Pull every line holding the string "image" from the records below.

§ Data to use:

┌────────

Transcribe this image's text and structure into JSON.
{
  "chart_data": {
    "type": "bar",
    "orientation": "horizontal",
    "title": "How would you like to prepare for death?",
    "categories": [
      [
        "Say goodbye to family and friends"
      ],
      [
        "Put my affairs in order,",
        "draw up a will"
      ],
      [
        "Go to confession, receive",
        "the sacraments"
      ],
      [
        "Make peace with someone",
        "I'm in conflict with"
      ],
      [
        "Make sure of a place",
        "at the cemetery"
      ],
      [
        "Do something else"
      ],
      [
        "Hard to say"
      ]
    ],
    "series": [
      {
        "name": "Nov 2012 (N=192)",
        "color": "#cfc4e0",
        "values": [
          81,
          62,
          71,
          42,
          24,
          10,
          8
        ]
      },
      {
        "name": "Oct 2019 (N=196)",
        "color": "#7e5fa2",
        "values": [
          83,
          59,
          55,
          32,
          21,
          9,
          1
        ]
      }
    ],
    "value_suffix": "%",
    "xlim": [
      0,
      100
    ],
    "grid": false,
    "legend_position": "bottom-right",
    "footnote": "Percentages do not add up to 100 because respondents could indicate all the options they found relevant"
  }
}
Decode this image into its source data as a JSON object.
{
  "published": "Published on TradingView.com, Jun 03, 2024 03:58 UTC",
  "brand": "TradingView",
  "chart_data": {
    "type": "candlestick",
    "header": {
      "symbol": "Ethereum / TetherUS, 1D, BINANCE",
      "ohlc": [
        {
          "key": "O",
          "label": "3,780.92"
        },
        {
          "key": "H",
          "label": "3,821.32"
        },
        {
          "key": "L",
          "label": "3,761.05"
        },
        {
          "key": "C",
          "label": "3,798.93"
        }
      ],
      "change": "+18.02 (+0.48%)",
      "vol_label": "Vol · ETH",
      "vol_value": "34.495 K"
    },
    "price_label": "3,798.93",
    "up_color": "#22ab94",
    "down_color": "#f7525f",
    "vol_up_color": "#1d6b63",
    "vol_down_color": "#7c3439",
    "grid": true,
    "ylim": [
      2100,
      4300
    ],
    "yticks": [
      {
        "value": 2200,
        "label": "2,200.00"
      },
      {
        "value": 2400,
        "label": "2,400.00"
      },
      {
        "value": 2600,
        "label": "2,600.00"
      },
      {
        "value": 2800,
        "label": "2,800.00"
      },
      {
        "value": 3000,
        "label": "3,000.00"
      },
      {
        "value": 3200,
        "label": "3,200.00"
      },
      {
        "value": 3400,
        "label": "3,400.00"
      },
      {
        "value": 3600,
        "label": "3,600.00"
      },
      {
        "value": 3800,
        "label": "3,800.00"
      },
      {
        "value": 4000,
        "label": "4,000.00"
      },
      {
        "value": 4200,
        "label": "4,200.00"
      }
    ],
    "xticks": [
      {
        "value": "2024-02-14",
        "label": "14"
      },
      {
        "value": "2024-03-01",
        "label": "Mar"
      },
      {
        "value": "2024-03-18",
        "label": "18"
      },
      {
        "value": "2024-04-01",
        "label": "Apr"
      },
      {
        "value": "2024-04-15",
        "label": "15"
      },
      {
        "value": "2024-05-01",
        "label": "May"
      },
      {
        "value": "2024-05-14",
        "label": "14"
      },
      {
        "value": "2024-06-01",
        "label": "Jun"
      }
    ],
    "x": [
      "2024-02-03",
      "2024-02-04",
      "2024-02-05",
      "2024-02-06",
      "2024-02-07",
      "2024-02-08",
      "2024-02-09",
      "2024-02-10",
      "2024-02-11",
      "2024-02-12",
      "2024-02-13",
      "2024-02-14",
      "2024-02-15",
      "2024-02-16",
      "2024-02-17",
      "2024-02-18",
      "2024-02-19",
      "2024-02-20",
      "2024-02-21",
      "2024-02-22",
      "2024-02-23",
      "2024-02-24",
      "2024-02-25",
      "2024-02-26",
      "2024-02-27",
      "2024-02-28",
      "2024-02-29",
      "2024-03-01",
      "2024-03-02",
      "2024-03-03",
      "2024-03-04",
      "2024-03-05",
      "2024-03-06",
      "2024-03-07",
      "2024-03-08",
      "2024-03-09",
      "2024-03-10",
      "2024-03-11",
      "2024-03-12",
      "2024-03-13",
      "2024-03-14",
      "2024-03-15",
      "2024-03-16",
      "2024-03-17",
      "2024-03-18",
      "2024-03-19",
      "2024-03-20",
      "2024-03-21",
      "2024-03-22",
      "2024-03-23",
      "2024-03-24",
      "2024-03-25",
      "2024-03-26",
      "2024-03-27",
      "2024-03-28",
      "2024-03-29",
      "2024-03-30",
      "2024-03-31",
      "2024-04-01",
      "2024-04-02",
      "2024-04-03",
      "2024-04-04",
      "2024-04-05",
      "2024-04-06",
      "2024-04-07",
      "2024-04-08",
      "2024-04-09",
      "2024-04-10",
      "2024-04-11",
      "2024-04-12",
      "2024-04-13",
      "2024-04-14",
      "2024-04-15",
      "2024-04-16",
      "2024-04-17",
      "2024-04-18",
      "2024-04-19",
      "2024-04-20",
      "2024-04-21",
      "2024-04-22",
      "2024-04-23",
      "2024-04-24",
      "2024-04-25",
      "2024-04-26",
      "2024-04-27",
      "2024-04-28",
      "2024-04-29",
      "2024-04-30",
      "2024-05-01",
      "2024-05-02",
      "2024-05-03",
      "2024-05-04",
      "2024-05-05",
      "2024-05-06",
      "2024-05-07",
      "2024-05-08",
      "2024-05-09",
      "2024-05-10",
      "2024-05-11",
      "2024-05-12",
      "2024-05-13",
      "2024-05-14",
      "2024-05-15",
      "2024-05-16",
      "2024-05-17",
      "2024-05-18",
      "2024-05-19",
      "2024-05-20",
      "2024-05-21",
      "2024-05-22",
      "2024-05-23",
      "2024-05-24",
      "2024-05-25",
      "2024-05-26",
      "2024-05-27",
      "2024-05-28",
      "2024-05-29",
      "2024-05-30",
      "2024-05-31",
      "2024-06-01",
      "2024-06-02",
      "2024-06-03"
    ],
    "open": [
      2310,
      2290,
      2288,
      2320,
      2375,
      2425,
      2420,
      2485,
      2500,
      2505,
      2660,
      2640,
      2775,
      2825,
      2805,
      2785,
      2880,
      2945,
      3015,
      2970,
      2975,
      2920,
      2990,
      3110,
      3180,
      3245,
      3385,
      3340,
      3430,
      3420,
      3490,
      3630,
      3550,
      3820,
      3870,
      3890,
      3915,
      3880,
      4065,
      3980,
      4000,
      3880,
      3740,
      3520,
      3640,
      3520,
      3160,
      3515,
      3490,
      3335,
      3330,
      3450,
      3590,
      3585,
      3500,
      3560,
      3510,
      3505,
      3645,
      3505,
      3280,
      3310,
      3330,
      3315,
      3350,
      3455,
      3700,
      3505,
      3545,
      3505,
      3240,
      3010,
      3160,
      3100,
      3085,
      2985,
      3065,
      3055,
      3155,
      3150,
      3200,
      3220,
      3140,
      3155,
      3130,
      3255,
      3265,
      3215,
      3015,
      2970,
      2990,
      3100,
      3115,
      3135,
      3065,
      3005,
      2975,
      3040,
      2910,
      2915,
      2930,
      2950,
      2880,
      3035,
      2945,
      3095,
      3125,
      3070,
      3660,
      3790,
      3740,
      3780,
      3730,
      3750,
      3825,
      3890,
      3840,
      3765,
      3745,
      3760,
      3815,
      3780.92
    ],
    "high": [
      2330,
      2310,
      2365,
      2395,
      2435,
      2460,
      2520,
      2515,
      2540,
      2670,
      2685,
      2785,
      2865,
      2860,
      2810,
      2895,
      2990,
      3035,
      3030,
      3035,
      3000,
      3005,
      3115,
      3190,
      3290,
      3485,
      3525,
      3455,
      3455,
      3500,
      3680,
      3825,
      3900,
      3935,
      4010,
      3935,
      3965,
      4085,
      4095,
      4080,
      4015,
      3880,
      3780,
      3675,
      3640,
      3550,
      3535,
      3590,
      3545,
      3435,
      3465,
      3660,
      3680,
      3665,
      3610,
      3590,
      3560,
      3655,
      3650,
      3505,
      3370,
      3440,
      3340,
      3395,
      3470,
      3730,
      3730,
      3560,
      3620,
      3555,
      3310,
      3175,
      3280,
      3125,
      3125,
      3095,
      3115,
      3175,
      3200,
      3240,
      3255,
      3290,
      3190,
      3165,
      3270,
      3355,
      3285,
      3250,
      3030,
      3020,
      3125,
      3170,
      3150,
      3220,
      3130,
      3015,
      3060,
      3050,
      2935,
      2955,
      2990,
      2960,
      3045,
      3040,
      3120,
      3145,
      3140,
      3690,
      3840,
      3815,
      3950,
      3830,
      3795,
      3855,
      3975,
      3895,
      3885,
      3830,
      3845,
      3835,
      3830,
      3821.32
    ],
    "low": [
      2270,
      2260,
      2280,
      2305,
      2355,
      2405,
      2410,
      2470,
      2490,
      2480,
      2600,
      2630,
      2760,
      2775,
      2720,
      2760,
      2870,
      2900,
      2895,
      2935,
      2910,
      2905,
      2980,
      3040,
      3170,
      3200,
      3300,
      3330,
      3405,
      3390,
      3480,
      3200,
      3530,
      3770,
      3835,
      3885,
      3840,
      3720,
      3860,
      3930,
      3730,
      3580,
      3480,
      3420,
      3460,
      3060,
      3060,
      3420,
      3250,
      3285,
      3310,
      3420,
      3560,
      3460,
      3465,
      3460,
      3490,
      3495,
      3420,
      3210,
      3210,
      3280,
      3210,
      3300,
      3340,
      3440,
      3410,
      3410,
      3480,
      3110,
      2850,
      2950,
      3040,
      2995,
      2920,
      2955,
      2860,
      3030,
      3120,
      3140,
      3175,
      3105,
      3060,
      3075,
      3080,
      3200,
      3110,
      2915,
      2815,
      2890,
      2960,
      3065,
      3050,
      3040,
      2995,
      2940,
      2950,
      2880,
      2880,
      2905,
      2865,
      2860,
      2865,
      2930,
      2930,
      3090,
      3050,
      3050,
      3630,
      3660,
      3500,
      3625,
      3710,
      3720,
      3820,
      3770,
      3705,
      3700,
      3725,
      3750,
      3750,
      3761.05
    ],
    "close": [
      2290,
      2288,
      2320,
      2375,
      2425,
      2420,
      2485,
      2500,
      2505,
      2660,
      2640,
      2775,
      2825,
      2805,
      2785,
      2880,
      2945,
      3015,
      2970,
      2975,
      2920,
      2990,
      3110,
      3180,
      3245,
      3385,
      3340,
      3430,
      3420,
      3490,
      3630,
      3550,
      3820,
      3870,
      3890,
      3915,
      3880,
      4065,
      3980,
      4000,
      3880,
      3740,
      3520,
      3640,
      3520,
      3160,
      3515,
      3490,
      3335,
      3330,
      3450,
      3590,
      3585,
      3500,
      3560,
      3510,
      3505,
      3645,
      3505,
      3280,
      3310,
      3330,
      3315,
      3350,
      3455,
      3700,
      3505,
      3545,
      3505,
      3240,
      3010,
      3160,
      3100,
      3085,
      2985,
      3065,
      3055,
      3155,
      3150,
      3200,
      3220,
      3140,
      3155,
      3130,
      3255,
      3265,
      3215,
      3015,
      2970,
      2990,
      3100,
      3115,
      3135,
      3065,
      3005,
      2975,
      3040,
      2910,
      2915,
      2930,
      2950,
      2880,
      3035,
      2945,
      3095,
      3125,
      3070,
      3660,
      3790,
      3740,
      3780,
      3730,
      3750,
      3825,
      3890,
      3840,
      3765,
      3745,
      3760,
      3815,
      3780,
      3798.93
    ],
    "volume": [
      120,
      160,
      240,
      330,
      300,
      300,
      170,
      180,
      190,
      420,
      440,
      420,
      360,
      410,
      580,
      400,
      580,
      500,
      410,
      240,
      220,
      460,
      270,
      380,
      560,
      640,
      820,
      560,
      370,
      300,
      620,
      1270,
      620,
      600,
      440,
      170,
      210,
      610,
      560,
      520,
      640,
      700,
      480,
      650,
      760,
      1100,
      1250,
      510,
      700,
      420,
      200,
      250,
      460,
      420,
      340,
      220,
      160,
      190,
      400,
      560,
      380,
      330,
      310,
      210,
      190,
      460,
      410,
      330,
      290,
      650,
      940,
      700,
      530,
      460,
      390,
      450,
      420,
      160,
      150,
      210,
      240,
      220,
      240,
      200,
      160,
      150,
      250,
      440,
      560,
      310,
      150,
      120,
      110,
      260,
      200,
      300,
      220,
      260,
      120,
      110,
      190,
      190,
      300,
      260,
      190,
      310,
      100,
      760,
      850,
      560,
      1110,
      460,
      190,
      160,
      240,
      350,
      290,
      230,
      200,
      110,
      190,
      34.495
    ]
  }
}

└────────

§ Result:
Transcribe this image's text and structure into JSON.
Decode this image into its source data as a JSON object.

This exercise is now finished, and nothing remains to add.